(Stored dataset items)
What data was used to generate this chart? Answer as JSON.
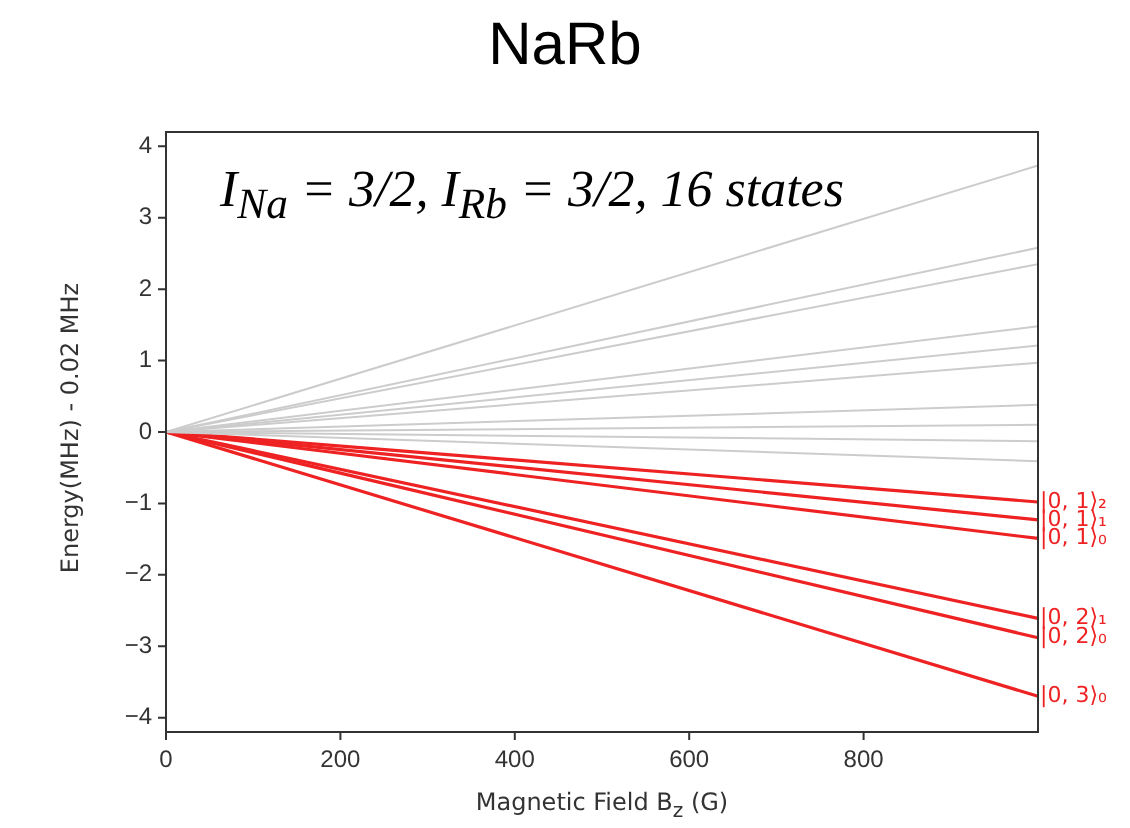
{
  "chart_data": {
    "type": "line",
    "title": "NaRb",
    "xlabel": "Magnetic Field B$_{z}$ (G)",
    "ylabel": "Energy(MHz) - 0.02 MHz",
    "annotations": [
      "I$_{Na}$ = 3/2, I$_{Rb}$ = 3/2, 16 states"
    ],
    "x": [
      0,
      1000
    ],
    "xlim": [
      0,
      1000
    ],
    "xticks": [
      0,
      200,
      400,
      600,
      800
    ],
    "ylim": [
      -4.2,
      4.2
    ],
    "yticks": [
      -4,
      -3,
      -2,
      -1,
      0,
      1,
      2,
      3,
      4
    ],
    "grid": false,
    "legend": false,
    "marker": "none",
    "line_style": "solid",
    "series": [
      {
        "color": "#cccccc",
        "values": [
          0,
          3.73
        ]
      },
      {
        "color": "#cccccc",
        "values": [
          0,
          2.58
        ]
      },
      {
        "color": "#cccccc",
        "values": [
          0,
          2.35
        ]
      },
      {
        "color": "#cccccc",
        "values": [
          0,
          1.48
        ]
      },
      {
        "color": "#cccccc",
        "values": [
          0,
          1.21
        ]
      },
      {
        "color": "#cccccc",
        "values": [
          0,
          0.97
        ]
      },
      {
        "color": "#cccccc",
        "values": [
          0,
          0.38
        ]
      },
      {
        "color": "#cccccc",
        "values": [
          0,
          0.1
        ]
      },
      {
        "color": "#cccccc",
        "values": [
          0,
          -0.13
        ]
      },
      {
        "color": "#cccccc",
        "values": [
          0,
          -0.41
        ]
      },
      {
        "name": "|0, 1⟩₂",
        "color": "#ee2222",
        "values": [
          0,
          -0.98
        ]
      },
      {
        "name": "|0, 1⟩₁",
        "color": "#ee2222",
        "values": [
          0,
          -1.23
        ]
      },
      {
        "name": "|0, 1⟩₀",
        "color": "#ee2222",
        "values": [
          0,
          -1.49
        ]
      },
      {
        "name": "|0, 2⟩₁",
        "color": "#ee2222",
        "values": [
          0,
          -2.61
        ]
      },
      {
        "name": "|0, 2⟩₀",
        "color": "#ee2222",
        "values": [
          0,
          -2.88
        ]
      },
      {
        "name": "|0, 3⟩₀",
        "color": "#ee2222",
        "values": [
          0,
          -3.7
        ]
      }
    ]
  }
}
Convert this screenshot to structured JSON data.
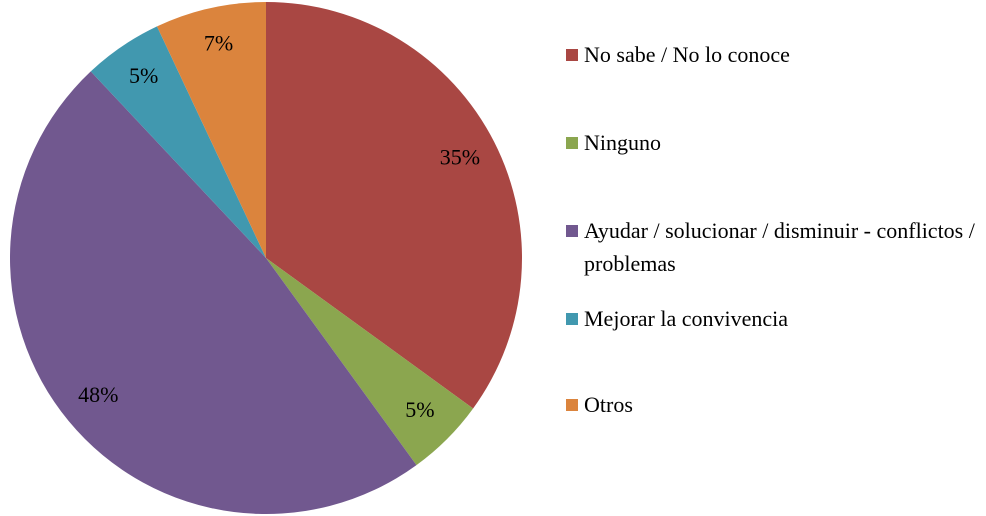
{
  "chart_data": {
    "type": "pie",
    "categories": [
      "No sabe  / No lo conoce",
      "Ninguno",
      "Ayudar / solucionar / disminuir  - conflictos / problemas",
      "Mejorar la convivencia",
      "Otros"
    ],
    "values": [
      35,
      5,
      48,
      5,
      7
    ],
    "value_labels": [
      "35%",
      "5%",
      "48%",
      "5%",
      "7%"
    ],
    "colors": [
      "#A94743",
      "#8BA64F",
      "#71588F",
      "#4198AF",
      "#DB843D"
    ],
    "legend": "right"
  }
}
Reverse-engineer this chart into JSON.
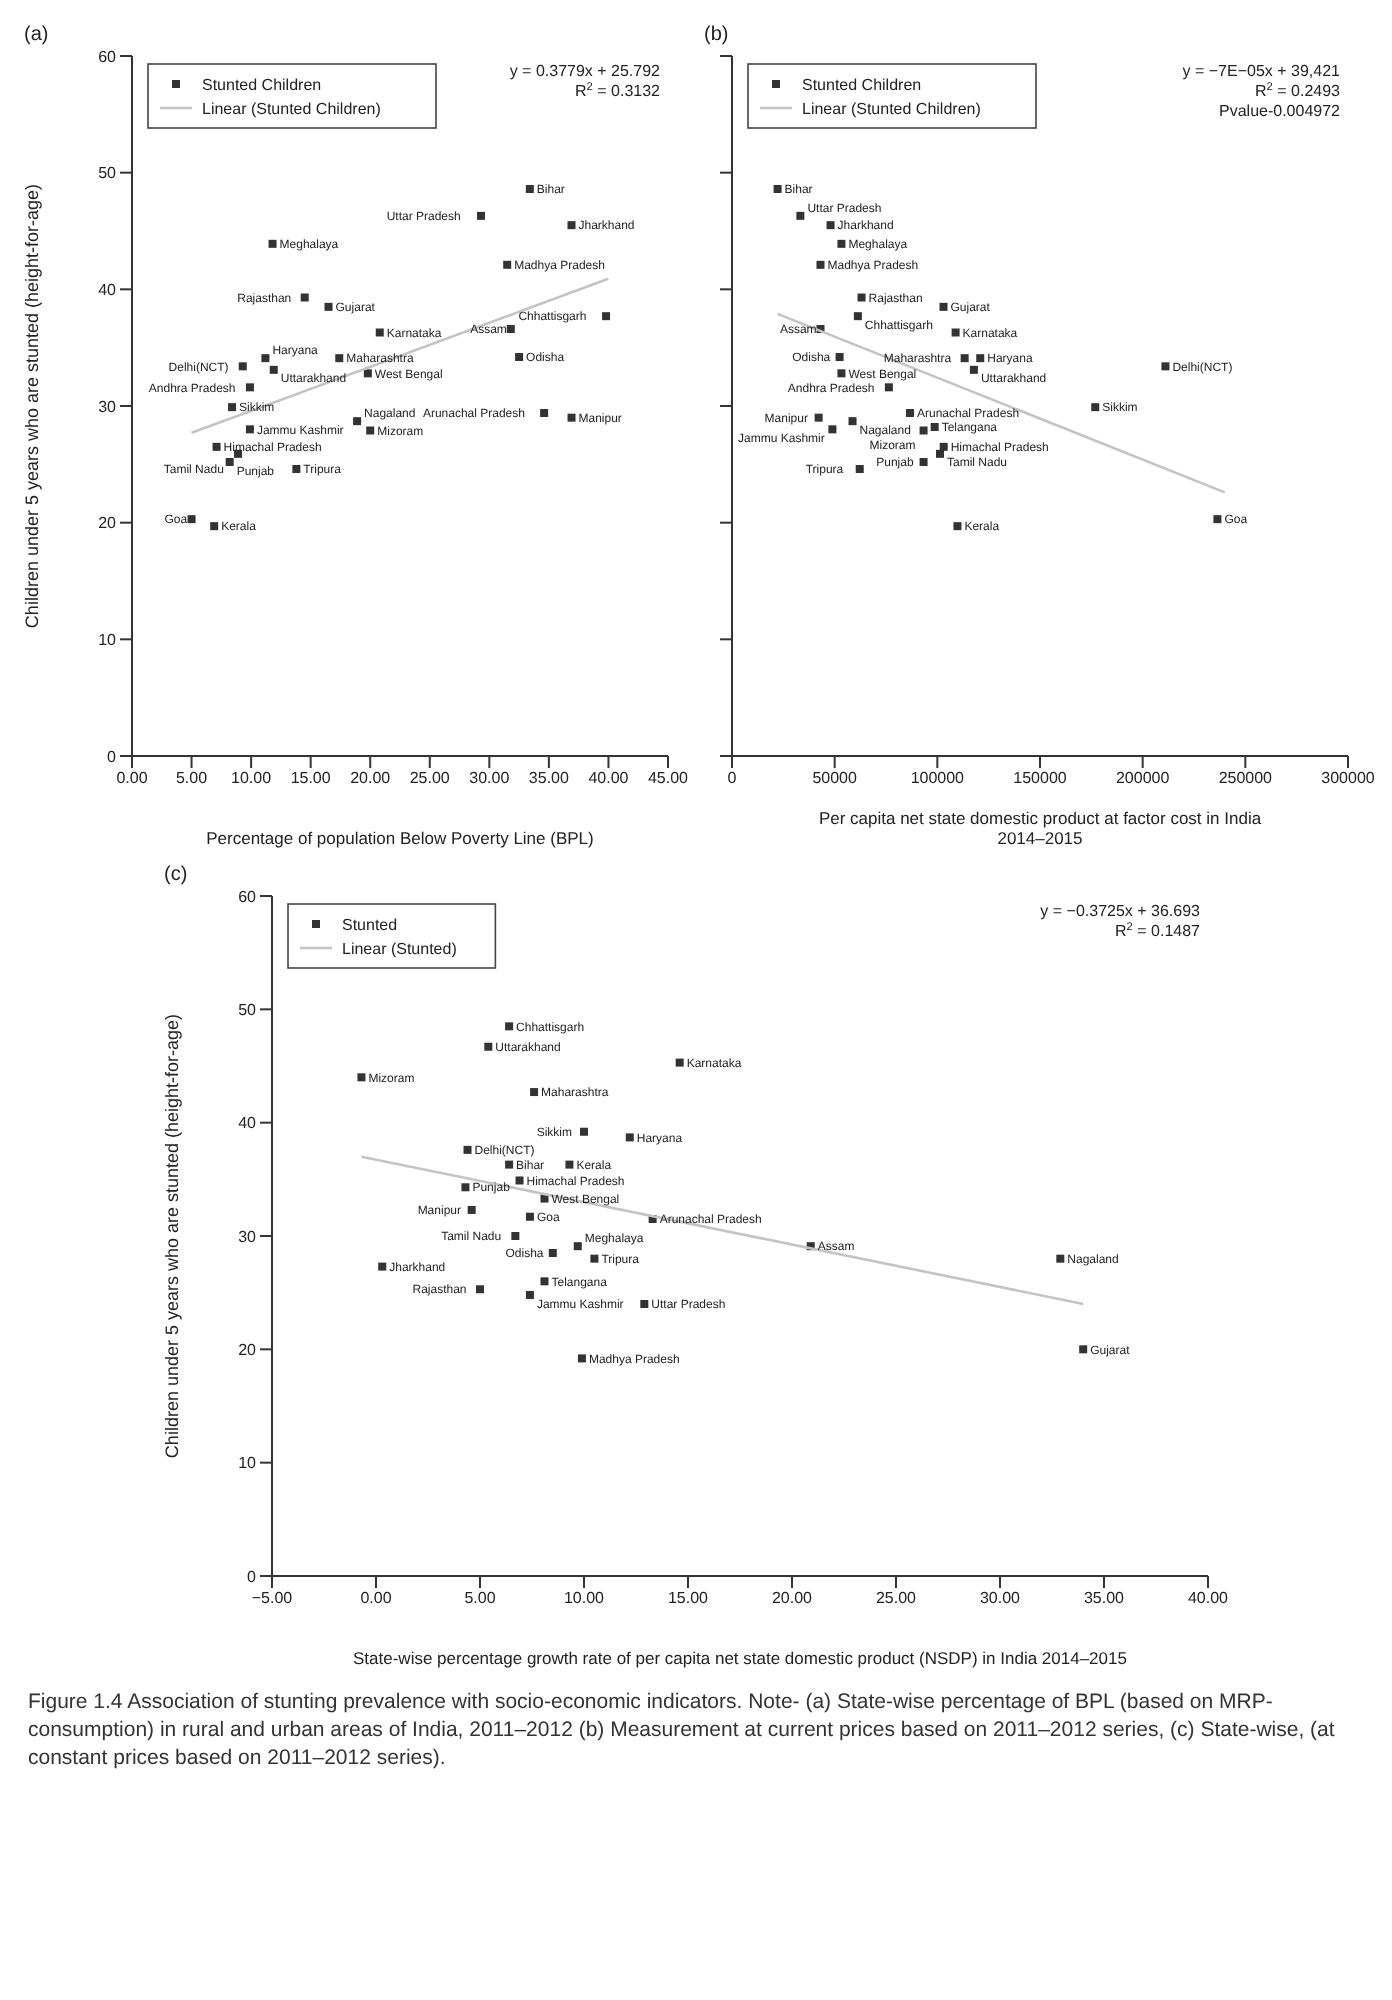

EXERCISE DESCRIPTION:
Search the data for the string "name". List each line that has it.

COMPLETED EXERCISE:
        "name": "|0, 1⟩₂",
        "name": "|0, 1⟩₁",
        "name": "|0, 1⟩₀",
        "name": "|0, 2⟩₁",
        "name": "|0, 2⟩₀",
        "name": "|0, 3⟩₀",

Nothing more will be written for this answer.